BRIEF: Find each line with the string "company" and report it.

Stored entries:
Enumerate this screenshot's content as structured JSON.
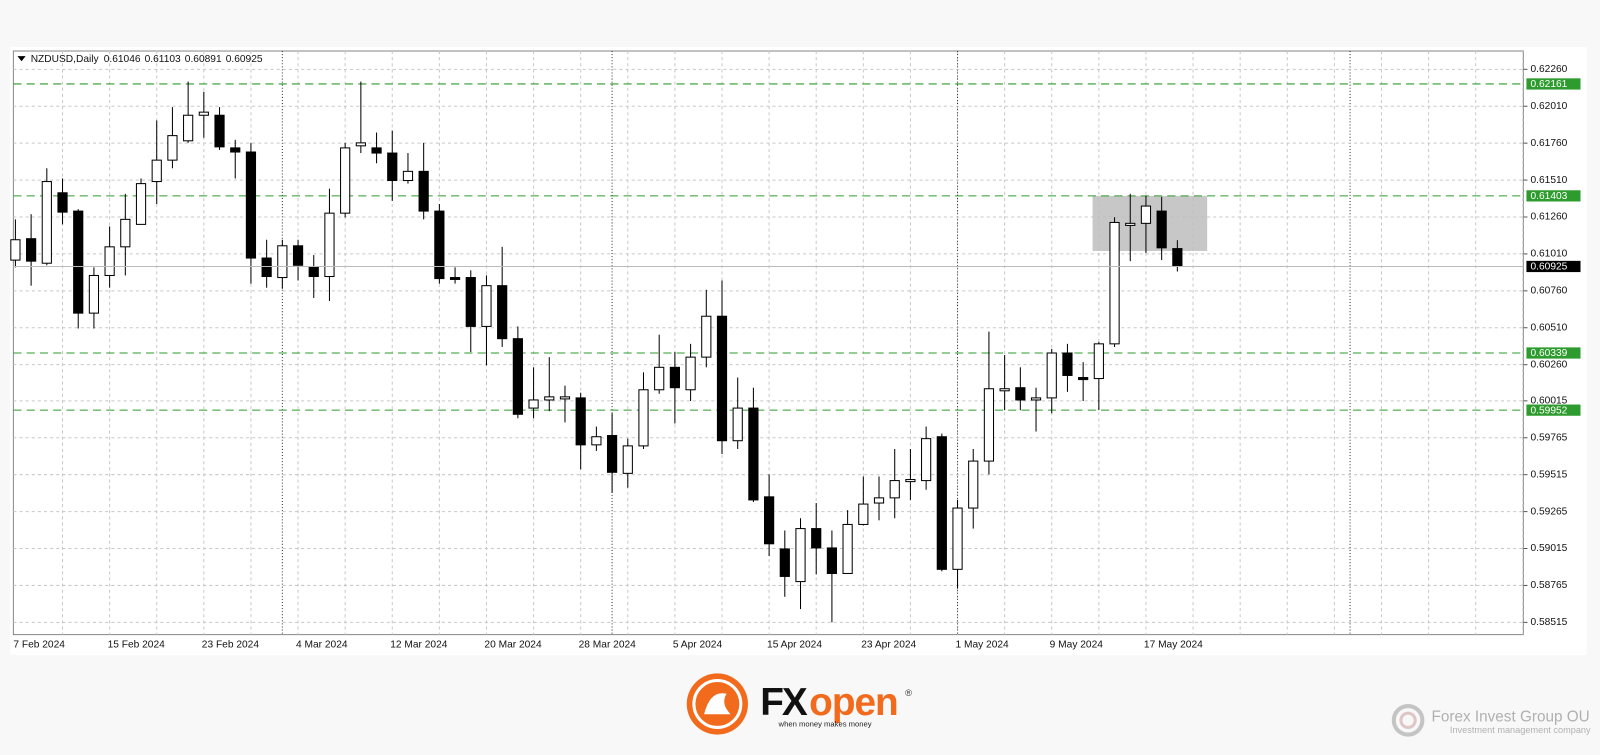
{
  "chart_data": {
    "type": "candlestick",
    "title": "NZDUSD,Daily",
    "categories": [
      "7 Feb 2024",
      null,
      null,
      null,
      null,
      null,
      "15 Feb 2024",
      null,
      null,
      null,
      null,
      null,
      "23 Feb 2024",
      null,
      null,
      null,
      null,
      null,
      "4 Mar 2024",
      null,
      null,
      null,
      null,
      null,
      "12 Mar 2024",
      null,
      null,
      null,
      null,
      null,
      "20 Mar 2024",
      null,
      null,
      null,
      null,
      null,
      "28 Mar 2024",
      null,
      null,
      null,
      null,
      null,
      "5 Apr 2024",
      null,
      null,
      null,
      null,
      null,
      "15 Apr 2024",
      null,
      null,
      null,
      null,
      null,
      "23 Apr 2024",
      null,
      null,
      null,
      null,
      null,
      "1 May 2024",
      null,
      null,
      null,
      null,
      null,
      "9 May 2024",
      null,
      null,
      null,
      null,
      null,
      "17 May 2024",
      null,
      null
    ],
    "open": [
      0.60968,
      0.61113,
      0.60947,
      0.61424,
      0.613,
      0.60609,
      0.60864,
      0.61058,
      0.6121,
      0.615,
      0.61645,
      0.61776,
      0.61949,
      0.61949,
      0.61728,
      0.617,
      0.60982,
      0.6085,
      0.61065,
      0.60919,
      0.60857,
      0.61286,
      0.61742,
      0.61728,
      0.61693,
      0.61507,
      0.61569,
      0.613,
      0.6085,
      0.6085,
      0.60519,
      0.60795,
      0.60436,
      0.59966,
      0.60021,
      0.60028,
      0.60035,
      0.59717,
      0.5978,
      0.59524,
      0.5971,
      0.6009,
      0.60242,
      0.6009,
      0.60311,
      0.60588,
      0.59745,
      0.59966,
      0.59365,
      0.59012,
      0.58791,
      0.5915,
      0.59019,
      0.58846,
      0.59178,
      0.59323,
      0.59358,
      0.59468,
      0.59475,
      0.59772,
      0.58874,
      0.59289,
      0.59607,
      0.60083,
      0.60104,
      0.60021,
      0.60035,
      0.60339,
      0.60173,
      0.60166,
      0.60401,
      0.61203,
      0.61217,
      0.613,
      0.61046
    ],
    "high": [
      0.61244,
      0.61279,
      0.6159,
      0.61521,
      0.61313,
      0.60919,
      0.61196,
      0.61417,
      0.61521,
      0.61914,
      0.62004,
      0.62177,
      0.62108,
      0.62004,
      0.61783,
      0.61762,
      0.61106,
      0.61106,
      0.61106,
      0.61002,
      0.61452,
      0.61762,
      0.62177,
      0.61832,
      0.61845,
      0.61693,
      0.61762,
      0.61348,
      0.60919,
      0.60899,
      0.60864,
      0.61058,
      0.60519,
      0.60242,
      0.60311,
      0.60118,
      0.6007,
      0.59841,
      0.59931,
      0.59759,
      0.60208,
      0.60463,
      0.60346,
      0.60401,
      0.60767,
      0.6083,
      0.60173,
      0.60104,
      0.59517,
      0.59137,
      0.5922,
      0.59323,
      0.59137,
      0.59275,
      0.59503,
      0.59503,
      0.59689,
      0.59689,
      0.59841,
      0.59793,
      0.59344,
      0.59689,
      0.60484,
      0.60325,
      0.60242,
      0.60104,
      0.60367,
      0.60401,
      0.60277,
      0.60415,
      0.61258,
      0.61417,
      0.61403,
      0.61396,
      0.61103
    ],
    "low": [
      0.60919,
      0.60795,
      0.60933,
      0.6121,
      0.60505,
      0.60505,
      0.60781,
      0.60864,
      0.6121,
      0.61348,
      0.6159,
      0.61762,
      0.61797,
      0.61714,
      0.61521,
      0.60809,
      0.60781,
      0.60774,
      0.6083,
      0.60712,
      0.60691,
      0.61258,
      0.61693,
      0.61624,
      0.61369,
      0.61486,
      0.61244,
      0.60809,
      0.60809,
      0.60346,
      0.60256,
      0.6038,
      0.59897,
      0.59897,
      0.59945,
      0.59869,
      0.59551,
      0.59676,
      0.59392,
      0.59427,
      0.59689,
      0.60063,
      0.59862,
      0.60014,
      0.60242,
      0.59655,
      0.59689,
      0.5933,
      0.58964,
      0.58688,
      0.58605,
      0.5884,
      0.58515,
      0.58846,
      0.59171,
      0.59206,
      0.5922,
      0.59344,
      0.59413,
      0.5886,
      0.58743,
      0.5915,
      0.59517,
      0.59952,
      0.59952,
      0.59807,
      0.59931,
      0.60076,
      0.60014,
      0.59952,
      0.6038,
      0.60961,
      0.61016,
      0.60968,
      0.60891
    ],
    "close": [
      0.61106,
      0.60961,
      0.615,
      0.61293,
      0.60609,
      0.60864,
      0.61058,
      0.61244,
      0.61486,
      0.61645,
      0.61811,
      0.61949,
      0.6197,
      0.61735,
      0.617,
      0.60982,
      0.60857,
      0.61065,
      0.60933,
      0.60857,
      0.61286,
      0.61728,
      0.61762,
      0.61693,
      0.61507,
      0.61569,
      0.613,
      0.60843,
      0.60837,
      0.60519,
      0.60795,
      0.60436,
      0.59924,
      0.60021,
      0.60042,
      0.60042,
      0.59717,
      0.59772,
      0.59531,
      0.5971,
      0.6009,
      0.60242,
      0.60104,
      0.60311,
      0.60588,
      0.59745,
      0.59966,
      0.59344,
      0.59047,
      0.58826,
      0.5915,
      0.59019,
      0.58846,
      0.59178,
      0.59316,
      0.59358,
      0.59475,
      0.59482,
      0.59759,
      0.58874,
      0.59289,
      0.59607,
      0.60097,
      0.60097,
      0.60021,
      0.60035,
      0.60339,
      0.60187,
      0.60159,
      0.60401,
      0.61223,
      0.61217,
      0.61334,
      0.61051,
      0.60925
    ],
    "up_color": "#ffffff",
    "down_color": "#000000",
    "ylim": [
      0.58432,
      0.62384
    ],
    "yticks": [
      {
        "value": 0.6226,
        "label": "0.62260"
      },
      {
        "value": 0.6201,
        "label": "0.62010"
      },
      {
        "value": 0.6176,
        "label": "0.61760"
      },
      {
        "value": 0.6151,
        "label": "0.61510"
      },
      {
        "value": 0.6126,
        "label": "0.61260"
      },
      {
        "value": 0.6101,
        "label": "0.61010"
      },
      {
        "value": 0.6076,
        "label": "0.60760"
      },
      {
        "value": 0.6051,
        "label": "0.60510"
      },
      {
        "value": 0.6026,
        "label": "0.60260"
      },
      0.60015,
      0.59765,
      0.59515,
      0.59265,
      0.59015,
      0.58765,
      0.58515
    ],
    "grid": true,
    "levels": [
      0.62161,
      0.61403,
      0.60339,
      0.59952
    ],
    "level_color": "#2e9b2e",
    "zone": {
      "high": 0.61403,
      "low": 0.6103
    }
  },
  "footer": {
    "brand_a": "FX",
    "brand_b": "open",
    "registered": "®",
    "tagline": "when money makes money",
    "company": "Forex Invest Group OU",
    "company_sub": "Investment management company"
  }
}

EXERCISE OUTPUT:
    "company": "Forex Invest Group OU",
    "company_sub": "Investment management company"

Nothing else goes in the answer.